(Stored records)
◇ ◇ ◇ ◇

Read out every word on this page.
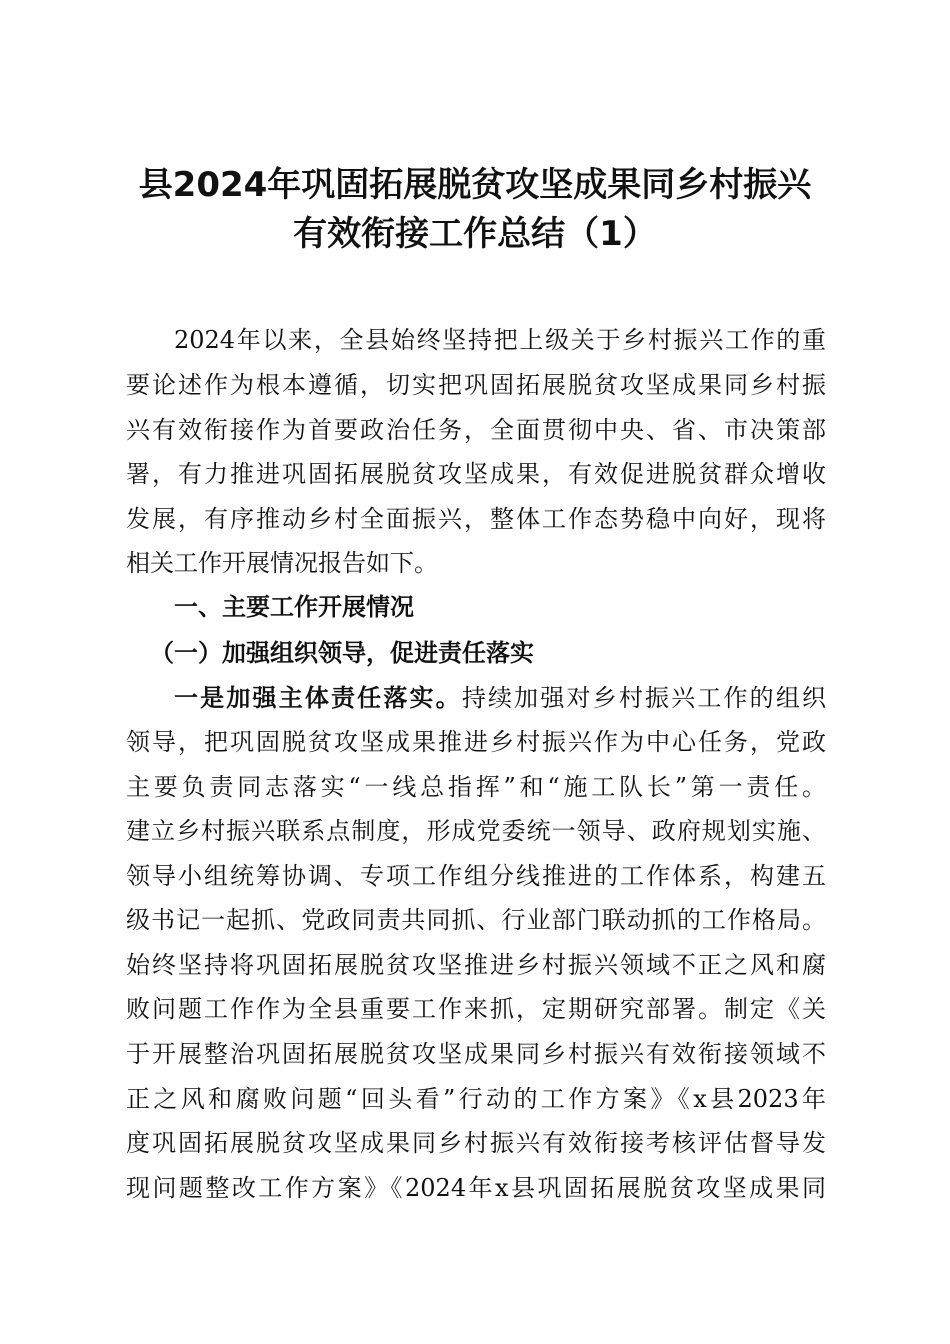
县2024年巩固拓展脱贫攻坚成果同乡村振兴
有效衔接工作总结（1）
2024年以来，全县始终坚持把上级关于乡村振兴工作的重
要论述作为根本遵循，切实把巩固拓展脱贫攻坚成果同乡村振
兴有效衔接作为首要政治任务，全面贯彻中央、省、市决策部
署，有力推进巩固拓展脱贫攻坚成果，有效促进脱贫群众增收
发展，有序推动乡村全面振兴，整体工作态势稳中向好，现将
相关工作开展情况报告如下。
一、主要工作开展情况
（一）加强组织领导，促进责任落实
一是加强主体责任落实。持续加强对乡村振兴工作的组织
领导，把巩固脱贫攻坚成果推进乡村振兴作为中心任务，党政
主要负责同志落实“一线总指挥”和“施工队长”第一责任。
建立乡村振兴联系点制度，形成党委统一领导、政府规划实施、
领导小组统筹协调、专项工作组分线推进的工作体系，构建五
级书记一起抓、党政同责共同抓、行业部门联动抓的工作格局。
始终坚持将巩固拓展脱贫攻坚推进乡村振兴领域不正之风和腐
败问题工作作为全县重要工作来抓，定期研究部署。制定《关
于开展整治巩固拓展脱贫攻坚成果同乡村振兴有效衔接领域不
正之风和腐败问题“回头看”行动的工作方案》《x县2023年
度巩固拓展脱贫攻坚成果同乡村振兴有效衔接考核评估督导发
现问题整改工作方案》《2024年x县巩固拓展脱贫攻坚成果同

◇ ◇ ◇ ◇

YOUR TASK: Repeat all of the entries word for word, but omit the pictures.

TASK OUTPUT:
Read out every word on this page.
县2024年巩固拓展脱贫攻坚成果同乡村振兴
有效衔接工作总结（1）
2024年以来，全县始终坚持把上级关于乡村振兴工作的重
要论述作为根本遵循，切实把巩固拓展脱贫攻坚成果同乡村振
兴有效衔接作为首要政治任务，全面贯彻中央、省、市决策部
署，有力推进巩固拓展脱贫攻坚成果，有效促进脱贫群众增收
发展，有序推动乡村全面振兴，整体工作态势稳中向好，现将
相关工作开展情况报告如下。
一、主要工作开展情况
（一）加强组织领导，促进责任落实
一是加强主体责任落实。持续加强对乡村振兴工作的组织
领导，把巩固脱贫攻坚成果推进乡村振兴作为中心任务，党政
主要负责同志落实“一线总指挥”和“施工队长”第一责任。
建立乡村振兴联系点制度，形成党委统一领导、政府规划实施、
领导小组统筹协调、专项工作组分线推进的工作体系，构建五
级书记一起抓、党政同责共同抓、行业部门联动抓的工作格局。
始终坚持将巩固拓展脱贫攻坚推进乡村振兴领域不正之风和腐
败问题工作作为全县重要工作来抓，定期研究部署。制定《关
于开展整治巩固拓展脱贫攻坚成果同乡村振兴有效衔接领域不
正之风和腐败问题“回头看”行动的工作方案》《x县2023年
度巩固拓展脱贫攻坚成果同乡村振兴有效衔接考核评估督导发
现问题整改工作方案》《2024年x县巩固拓展脱贫攻坚成果同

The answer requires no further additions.